The task:
Pick out every line of the entries below where "Sales" occurs, and copy those lines.

──────────

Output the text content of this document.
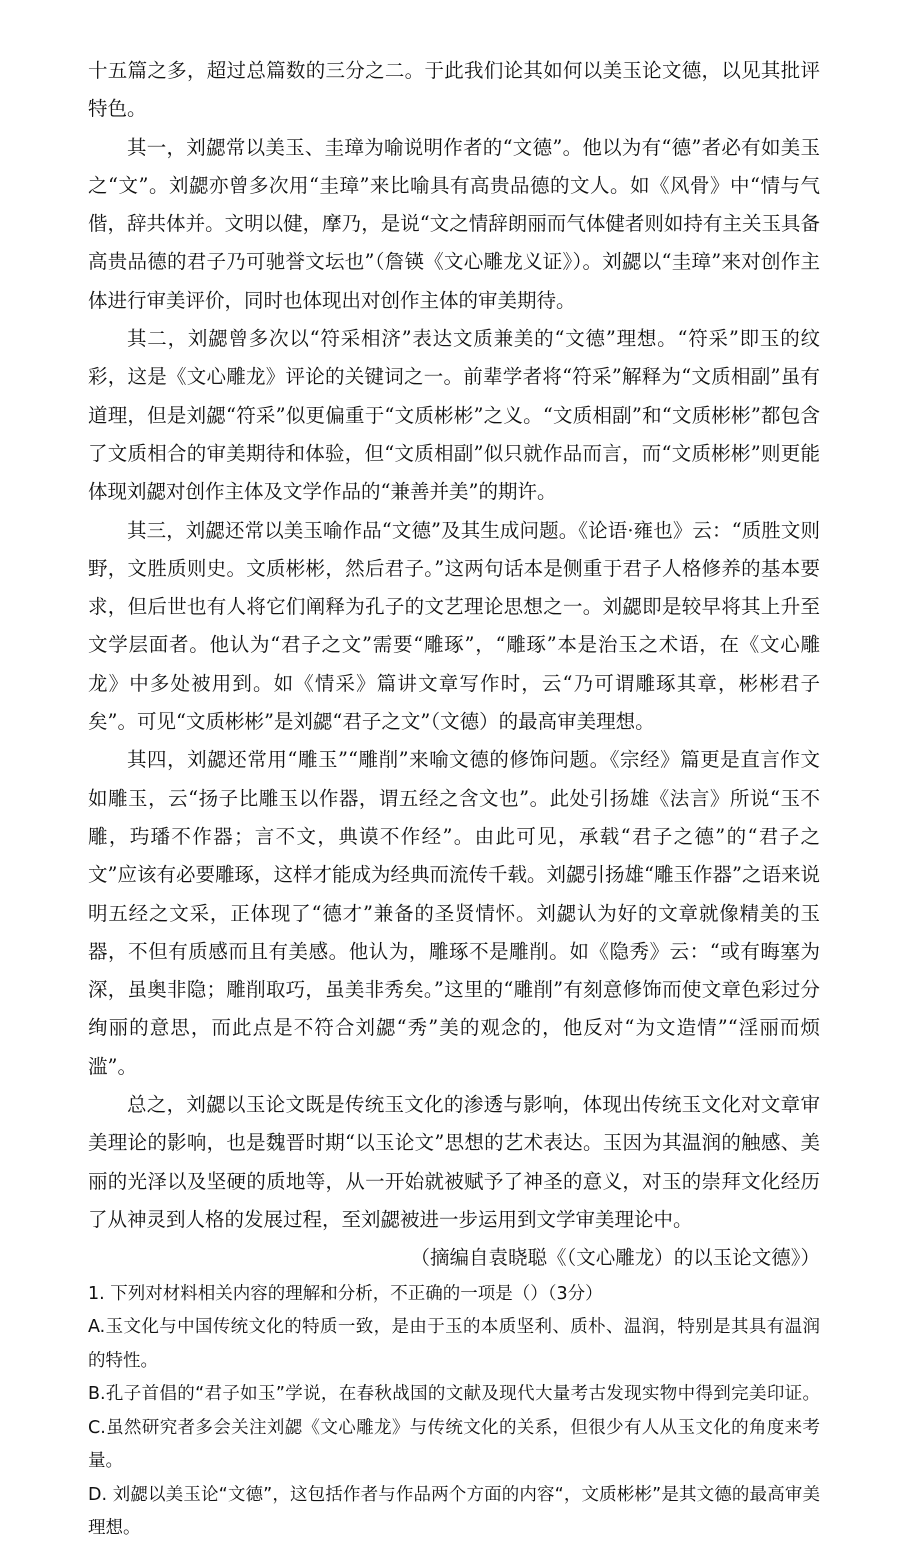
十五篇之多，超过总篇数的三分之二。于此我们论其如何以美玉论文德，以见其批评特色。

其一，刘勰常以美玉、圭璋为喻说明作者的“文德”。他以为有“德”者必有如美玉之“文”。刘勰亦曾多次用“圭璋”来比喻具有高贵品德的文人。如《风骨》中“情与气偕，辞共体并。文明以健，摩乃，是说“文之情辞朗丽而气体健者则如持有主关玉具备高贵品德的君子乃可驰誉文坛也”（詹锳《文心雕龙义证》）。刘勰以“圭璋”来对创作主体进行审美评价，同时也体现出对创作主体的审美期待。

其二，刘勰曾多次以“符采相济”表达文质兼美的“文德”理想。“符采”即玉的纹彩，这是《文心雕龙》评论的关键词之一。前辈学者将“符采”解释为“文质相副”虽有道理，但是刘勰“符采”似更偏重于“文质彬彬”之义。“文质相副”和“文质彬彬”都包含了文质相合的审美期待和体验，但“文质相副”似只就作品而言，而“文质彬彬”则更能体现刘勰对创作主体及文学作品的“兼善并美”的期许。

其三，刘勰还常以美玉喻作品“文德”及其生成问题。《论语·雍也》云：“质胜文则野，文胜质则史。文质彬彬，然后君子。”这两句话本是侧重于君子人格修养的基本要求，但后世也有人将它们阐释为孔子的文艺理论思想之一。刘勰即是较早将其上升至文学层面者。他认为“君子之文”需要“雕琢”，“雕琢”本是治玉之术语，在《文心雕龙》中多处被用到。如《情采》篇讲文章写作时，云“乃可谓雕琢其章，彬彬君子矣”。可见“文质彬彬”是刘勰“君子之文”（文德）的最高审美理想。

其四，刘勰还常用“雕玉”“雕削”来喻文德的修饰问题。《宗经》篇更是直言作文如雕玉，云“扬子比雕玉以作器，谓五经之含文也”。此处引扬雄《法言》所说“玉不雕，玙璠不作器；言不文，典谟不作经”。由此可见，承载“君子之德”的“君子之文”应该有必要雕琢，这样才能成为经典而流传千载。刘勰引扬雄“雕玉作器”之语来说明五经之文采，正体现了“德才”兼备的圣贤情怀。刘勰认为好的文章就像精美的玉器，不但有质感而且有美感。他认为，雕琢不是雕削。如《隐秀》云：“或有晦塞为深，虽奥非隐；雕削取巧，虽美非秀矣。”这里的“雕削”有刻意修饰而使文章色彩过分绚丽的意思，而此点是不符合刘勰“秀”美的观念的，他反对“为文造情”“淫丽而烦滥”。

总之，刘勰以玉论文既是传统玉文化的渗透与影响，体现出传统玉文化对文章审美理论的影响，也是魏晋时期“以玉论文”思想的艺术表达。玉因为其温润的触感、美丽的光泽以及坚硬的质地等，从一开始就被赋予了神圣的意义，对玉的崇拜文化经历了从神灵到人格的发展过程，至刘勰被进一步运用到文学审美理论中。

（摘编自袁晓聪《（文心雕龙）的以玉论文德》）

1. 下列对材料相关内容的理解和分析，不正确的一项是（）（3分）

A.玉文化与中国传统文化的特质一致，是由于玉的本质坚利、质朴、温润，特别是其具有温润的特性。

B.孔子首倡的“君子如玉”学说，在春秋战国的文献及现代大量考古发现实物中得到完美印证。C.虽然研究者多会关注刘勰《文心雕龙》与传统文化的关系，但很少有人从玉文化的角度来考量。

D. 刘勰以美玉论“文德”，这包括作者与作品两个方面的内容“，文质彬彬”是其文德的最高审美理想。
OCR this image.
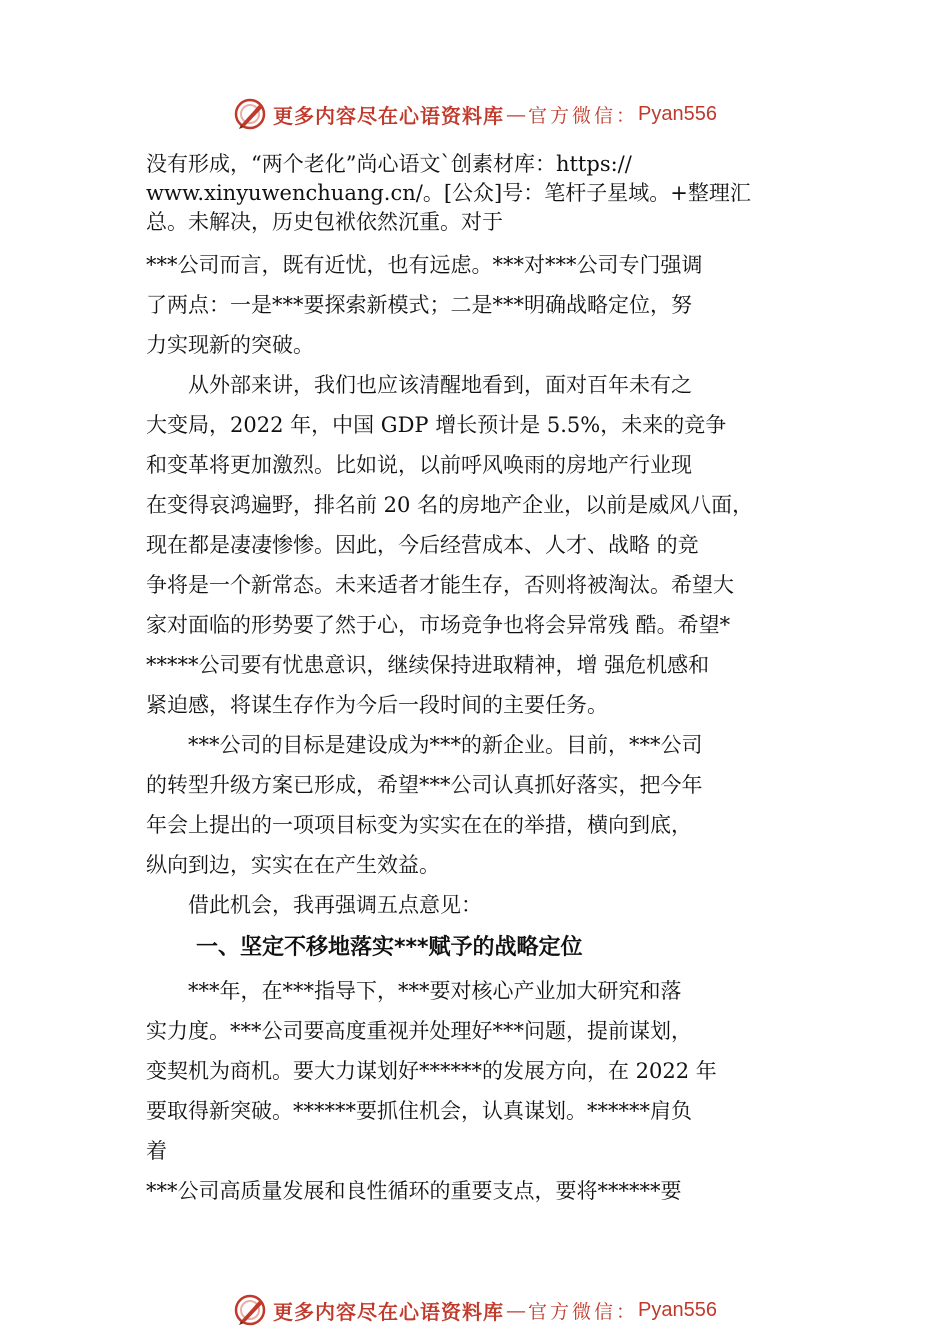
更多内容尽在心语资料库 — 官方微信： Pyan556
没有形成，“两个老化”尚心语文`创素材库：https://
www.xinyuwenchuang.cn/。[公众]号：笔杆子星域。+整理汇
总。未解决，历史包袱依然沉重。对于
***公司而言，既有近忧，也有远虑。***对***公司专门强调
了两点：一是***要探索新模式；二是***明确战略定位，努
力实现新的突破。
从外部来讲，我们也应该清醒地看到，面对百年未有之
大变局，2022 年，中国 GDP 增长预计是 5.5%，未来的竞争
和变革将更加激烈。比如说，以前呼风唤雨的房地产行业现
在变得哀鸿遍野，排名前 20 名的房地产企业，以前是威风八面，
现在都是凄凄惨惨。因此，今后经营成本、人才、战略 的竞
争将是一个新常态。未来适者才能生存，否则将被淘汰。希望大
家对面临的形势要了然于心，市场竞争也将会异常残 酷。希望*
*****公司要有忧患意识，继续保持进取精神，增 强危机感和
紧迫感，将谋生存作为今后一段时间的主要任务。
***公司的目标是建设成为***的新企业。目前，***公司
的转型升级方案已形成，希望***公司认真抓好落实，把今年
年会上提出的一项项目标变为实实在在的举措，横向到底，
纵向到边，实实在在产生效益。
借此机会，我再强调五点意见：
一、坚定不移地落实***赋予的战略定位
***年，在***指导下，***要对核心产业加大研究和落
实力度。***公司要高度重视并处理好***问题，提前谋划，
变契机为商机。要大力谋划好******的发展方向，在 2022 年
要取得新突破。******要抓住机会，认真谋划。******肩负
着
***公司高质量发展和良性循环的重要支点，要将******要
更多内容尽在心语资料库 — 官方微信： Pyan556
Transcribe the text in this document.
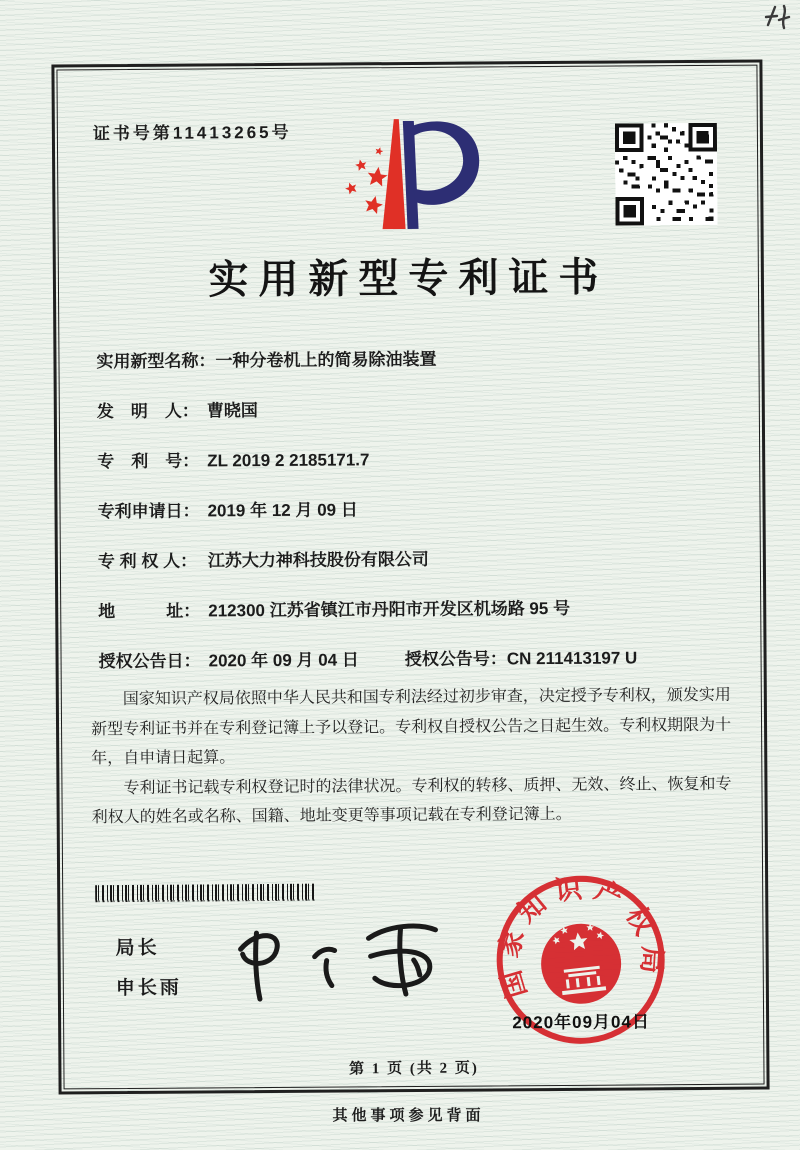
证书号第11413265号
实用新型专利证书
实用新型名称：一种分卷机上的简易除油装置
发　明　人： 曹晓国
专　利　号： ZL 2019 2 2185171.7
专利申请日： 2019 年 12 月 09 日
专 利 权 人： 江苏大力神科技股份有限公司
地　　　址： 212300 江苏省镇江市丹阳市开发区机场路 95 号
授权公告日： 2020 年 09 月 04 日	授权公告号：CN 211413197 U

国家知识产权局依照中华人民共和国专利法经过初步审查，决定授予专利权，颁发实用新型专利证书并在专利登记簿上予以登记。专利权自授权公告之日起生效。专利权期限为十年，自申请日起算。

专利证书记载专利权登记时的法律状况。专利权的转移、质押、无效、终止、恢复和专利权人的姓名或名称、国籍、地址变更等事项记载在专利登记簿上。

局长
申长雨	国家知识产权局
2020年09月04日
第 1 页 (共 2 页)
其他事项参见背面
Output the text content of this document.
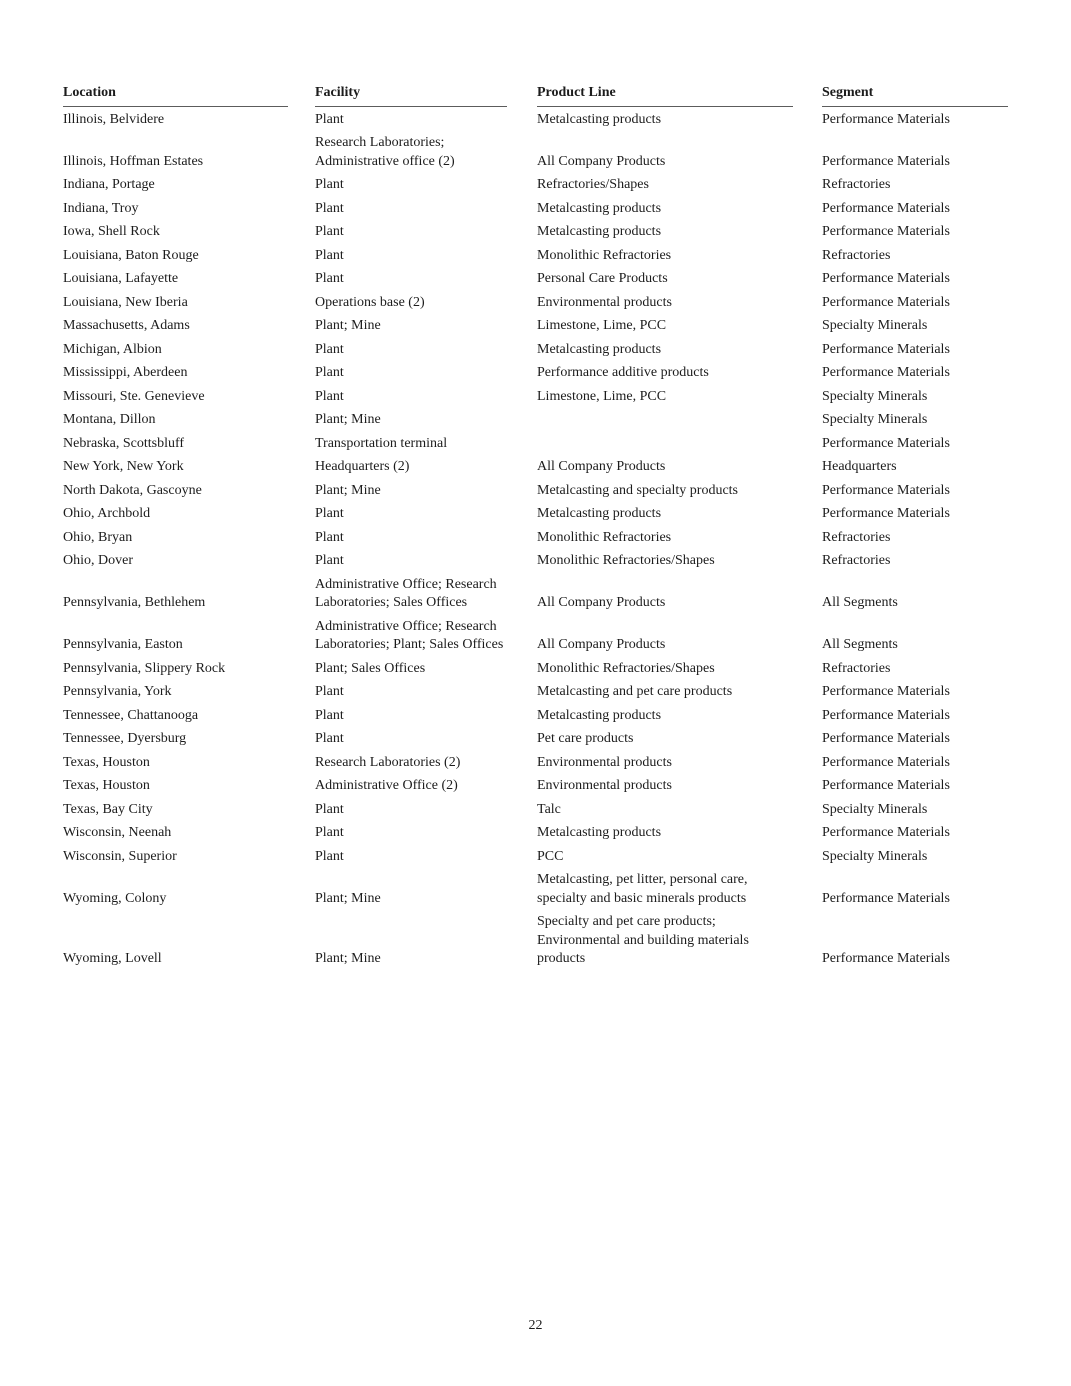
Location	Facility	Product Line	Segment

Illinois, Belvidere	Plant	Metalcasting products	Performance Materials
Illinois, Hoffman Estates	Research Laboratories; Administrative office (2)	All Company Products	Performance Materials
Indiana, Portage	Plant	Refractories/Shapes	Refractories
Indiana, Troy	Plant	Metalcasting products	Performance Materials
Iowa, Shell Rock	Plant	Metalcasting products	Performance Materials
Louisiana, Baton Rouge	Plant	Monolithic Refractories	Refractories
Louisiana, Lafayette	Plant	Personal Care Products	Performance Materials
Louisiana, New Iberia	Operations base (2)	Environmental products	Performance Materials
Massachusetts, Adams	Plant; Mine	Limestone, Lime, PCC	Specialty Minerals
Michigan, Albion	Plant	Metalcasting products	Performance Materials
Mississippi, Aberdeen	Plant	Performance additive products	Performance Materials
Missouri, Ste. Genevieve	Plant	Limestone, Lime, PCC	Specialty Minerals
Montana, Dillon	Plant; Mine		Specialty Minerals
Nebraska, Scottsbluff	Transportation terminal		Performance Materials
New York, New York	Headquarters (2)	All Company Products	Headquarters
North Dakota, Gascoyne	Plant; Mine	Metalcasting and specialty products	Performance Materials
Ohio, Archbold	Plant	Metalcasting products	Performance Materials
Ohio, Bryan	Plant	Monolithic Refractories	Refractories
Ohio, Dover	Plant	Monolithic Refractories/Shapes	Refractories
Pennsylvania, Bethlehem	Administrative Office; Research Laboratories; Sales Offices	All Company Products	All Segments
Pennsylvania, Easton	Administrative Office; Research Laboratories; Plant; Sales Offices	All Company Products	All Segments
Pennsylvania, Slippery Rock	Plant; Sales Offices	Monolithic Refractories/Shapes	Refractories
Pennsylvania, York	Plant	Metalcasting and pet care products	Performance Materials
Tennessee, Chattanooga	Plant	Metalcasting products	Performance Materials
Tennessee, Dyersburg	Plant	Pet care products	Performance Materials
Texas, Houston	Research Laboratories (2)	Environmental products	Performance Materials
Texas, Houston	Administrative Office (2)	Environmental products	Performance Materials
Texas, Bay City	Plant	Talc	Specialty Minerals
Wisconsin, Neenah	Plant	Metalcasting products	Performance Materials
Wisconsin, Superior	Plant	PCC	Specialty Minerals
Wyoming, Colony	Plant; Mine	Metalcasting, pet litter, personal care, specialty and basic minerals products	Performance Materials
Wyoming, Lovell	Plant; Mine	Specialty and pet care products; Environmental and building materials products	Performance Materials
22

──────────

The solution:
Pennsylvania, Bethlehem	Administrative Office; Research Laboratories; Sales Offices	All Company Products	All Segments
Pennsylvania, Easton	Administrative Office; Research Laboratories; Plant; Sales Offices	All Company Products	All Segments
Pennsylvania, Slippery Rock	Plant; Sales Offices	Monolithic Refractories/Shapes	Refractories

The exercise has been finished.